## [To do]
Copy each line below in which the string "Срок" occurs.

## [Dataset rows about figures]
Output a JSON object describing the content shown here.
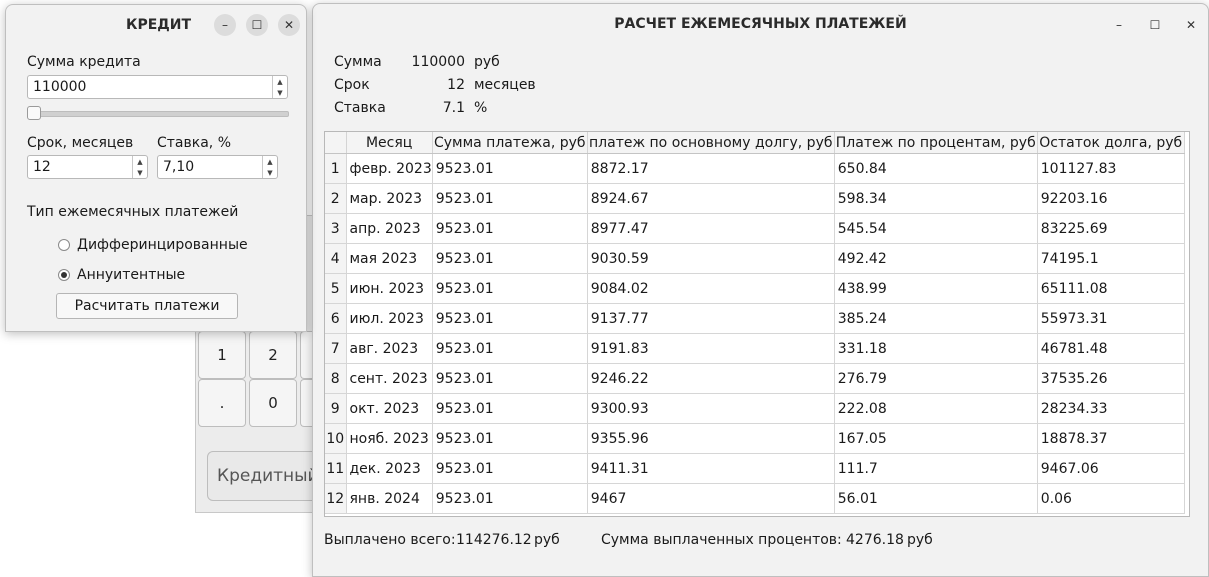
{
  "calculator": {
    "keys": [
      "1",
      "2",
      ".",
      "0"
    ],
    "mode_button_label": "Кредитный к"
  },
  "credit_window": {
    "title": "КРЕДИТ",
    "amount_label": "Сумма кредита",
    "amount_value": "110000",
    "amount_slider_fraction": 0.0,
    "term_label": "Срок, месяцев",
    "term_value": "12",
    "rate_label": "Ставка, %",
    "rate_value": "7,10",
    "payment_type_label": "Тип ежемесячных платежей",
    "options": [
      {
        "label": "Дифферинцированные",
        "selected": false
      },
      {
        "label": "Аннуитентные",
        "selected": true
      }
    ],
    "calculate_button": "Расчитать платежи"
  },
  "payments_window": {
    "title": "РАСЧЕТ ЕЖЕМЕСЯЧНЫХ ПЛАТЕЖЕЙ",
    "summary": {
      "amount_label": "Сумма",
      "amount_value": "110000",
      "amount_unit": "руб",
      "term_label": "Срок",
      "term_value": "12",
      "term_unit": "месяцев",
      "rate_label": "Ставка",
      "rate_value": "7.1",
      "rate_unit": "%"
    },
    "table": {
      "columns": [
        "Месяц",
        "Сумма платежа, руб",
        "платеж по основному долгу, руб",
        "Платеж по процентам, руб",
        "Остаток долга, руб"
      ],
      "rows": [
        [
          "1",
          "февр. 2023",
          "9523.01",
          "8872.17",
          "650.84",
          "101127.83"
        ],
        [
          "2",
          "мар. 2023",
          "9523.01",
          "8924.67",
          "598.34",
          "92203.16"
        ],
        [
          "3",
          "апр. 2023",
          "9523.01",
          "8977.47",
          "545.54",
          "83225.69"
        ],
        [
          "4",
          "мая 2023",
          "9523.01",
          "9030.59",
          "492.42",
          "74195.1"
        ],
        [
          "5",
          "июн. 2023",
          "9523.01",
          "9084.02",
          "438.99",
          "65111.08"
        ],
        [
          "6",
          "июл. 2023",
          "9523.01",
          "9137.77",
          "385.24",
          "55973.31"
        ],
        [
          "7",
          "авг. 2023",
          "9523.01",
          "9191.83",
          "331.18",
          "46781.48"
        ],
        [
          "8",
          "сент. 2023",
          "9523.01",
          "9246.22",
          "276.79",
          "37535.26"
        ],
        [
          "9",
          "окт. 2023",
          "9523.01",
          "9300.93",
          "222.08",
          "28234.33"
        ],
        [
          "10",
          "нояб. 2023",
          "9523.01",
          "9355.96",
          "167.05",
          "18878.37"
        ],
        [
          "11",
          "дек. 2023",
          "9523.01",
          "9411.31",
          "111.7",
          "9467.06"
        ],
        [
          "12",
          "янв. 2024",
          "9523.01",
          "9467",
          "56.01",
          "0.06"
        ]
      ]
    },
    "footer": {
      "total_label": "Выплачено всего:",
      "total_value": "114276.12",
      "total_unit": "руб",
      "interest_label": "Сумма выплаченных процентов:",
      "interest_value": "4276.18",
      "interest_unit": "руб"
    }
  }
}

## [Expected answer]
    "term_label": "Срок, месяцев",
      "term_label": "Срок",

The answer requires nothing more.